▸ MATERIAL SUPPLIED:
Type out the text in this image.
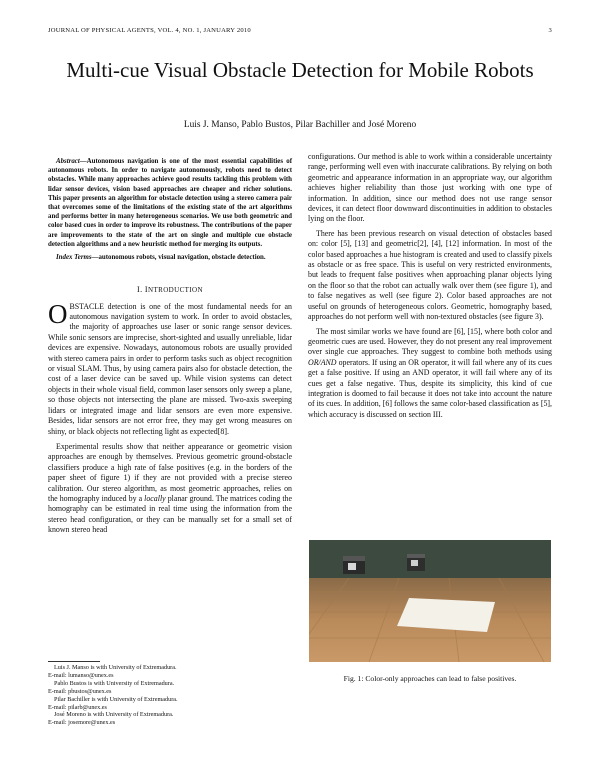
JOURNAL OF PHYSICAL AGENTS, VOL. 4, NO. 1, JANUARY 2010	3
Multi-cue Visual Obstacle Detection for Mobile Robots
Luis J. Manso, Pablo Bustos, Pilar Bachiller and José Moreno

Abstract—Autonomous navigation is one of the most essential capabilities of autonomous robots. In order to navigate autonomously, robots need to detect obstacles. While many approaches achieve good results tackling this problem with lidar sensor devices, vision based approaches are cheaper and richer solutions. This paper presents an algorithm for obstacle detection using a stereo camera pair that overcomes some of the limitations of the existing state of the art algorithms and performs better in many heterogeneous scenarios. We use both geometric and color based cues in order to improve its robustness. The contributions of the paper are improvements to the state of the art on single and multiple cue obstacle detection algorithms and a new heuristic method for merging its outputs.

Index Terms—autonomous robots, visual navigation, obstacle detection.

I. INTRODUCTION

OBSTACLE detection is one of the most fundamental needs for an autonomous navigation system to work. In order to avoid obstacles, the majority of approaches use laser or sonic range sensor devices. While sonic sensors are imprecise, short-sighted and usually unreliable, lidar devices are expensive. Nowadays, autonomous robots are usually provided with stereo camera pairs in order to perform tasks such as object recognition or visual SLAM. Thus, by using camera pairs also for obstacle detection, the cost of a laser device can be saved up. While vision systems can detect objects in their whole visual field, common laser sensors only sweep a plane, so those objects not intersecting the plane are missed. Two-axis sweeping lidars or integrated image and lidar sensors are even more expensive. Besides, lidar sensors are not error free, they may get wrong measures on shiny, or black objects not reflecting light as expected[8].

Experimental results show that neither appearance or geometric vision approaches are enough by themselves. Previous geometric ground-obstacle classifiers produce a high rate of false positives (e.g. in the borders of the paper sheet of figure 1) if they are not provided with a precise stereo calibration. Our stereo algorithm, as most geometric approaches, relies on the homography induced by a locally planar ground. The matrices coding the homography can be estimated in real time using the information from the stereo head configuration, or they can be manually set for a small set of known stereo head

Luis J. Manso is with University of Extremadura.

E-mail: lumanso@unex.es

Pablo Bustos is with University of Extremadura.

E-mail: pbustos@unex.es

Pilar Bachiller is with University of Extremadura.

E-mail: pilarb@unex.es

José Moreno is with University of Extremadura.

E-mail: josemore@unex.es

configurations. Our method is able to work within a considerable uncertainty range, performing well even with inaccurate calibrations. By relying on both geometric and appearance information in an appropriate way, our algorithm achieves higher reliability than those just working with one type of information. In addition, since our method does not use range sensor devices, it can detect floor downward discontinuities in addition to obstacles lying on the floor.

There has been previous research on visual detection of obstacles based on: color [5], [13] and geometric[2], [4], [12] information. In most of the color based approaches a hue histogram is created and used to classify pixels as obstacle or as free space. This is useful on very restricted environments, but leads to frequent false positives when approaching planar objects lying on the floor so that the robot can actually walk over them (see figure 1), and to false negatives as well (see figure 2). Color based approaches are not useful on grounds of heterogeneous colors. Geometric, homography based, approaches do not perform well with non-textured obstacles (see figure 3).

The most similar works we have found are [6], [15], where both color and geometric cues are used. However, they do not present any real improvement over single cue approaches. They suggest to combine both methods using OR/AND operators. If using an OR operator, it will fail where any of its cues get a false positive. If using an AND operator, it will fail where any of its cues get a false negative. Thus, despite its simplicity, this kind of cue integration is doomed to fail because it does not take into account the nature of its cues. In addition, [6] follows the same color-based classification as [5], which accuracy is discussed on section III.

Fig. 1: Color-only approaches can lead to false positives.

▸ GIVEN TASK:
Report only a number: how many lines in the material above contain the string "Moreno".

▸ SOLUTION TO THE PROBLEM:
2